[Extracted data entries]
· · · · · · ·

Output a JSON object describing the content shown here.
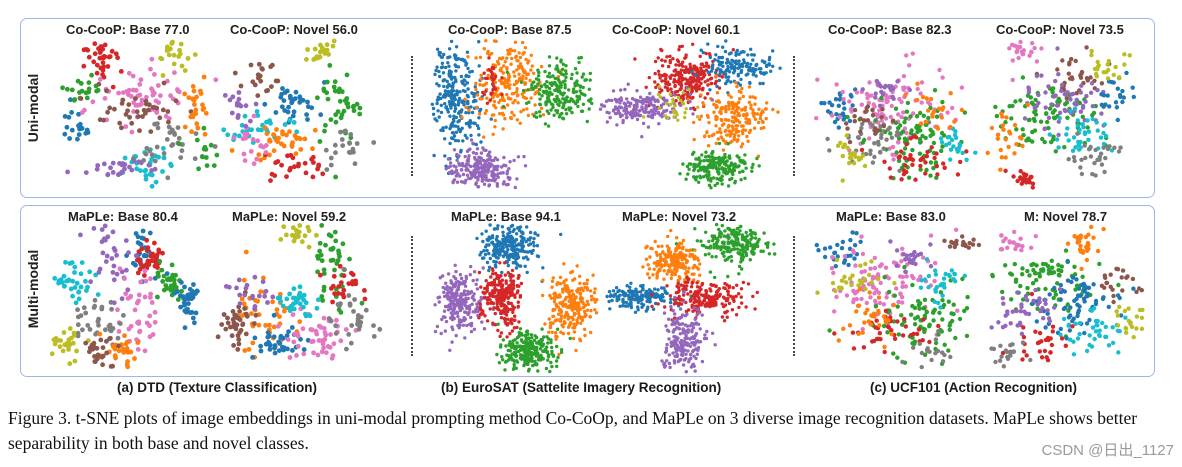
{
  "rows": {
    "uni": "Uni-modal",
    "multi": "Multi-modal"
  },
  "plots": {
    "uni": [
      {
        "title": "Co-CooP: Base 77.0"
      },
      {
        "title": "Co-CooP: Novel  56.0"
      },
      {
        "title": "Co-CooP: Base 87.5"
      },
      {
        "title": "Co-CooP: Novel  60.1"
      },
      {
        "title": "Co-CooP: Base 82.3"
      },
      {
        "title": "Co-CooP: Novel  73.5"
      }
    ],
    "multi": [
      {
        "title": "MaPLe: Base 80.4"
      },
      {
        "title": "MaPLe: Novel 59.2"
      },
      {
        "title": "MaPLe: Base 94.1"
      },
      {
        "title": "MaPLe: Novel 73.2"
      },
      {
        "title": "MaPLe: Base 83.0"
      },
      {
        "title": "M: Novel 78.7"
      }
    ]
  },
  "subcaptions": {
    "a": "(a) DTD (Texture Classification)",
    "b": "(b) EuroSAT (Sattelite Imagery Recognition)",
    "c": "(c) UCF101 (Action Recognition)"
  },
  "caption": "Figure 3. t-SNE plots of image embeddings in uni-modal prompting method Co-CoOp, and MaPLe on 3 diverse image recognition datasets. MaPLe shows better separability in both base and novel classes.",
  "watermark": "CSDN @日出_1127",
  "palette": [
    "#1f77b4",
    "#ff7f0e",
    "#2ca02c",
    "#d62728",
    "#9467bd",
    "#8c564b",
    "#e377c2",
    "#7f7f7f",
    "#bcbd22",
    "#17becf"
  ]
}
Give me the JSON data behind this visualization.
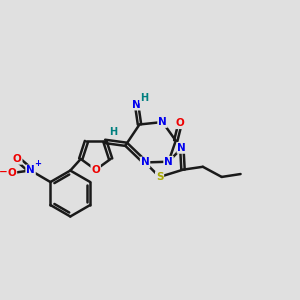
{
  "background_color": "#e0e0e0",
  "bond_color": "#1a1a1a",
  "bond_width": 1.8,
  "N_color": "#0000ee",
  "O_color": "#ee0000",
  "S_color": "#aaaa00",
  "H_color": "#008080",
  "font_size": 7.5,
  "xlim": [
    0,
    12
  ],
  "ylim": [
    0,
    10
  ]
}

· · · · · · ·

§ **Given request**
Copy, from the material, each line that holds the string "JSON".

§ **Output of the task**
Output a JSON object describing the content shown here.
Give me the JSON data behind this visualization.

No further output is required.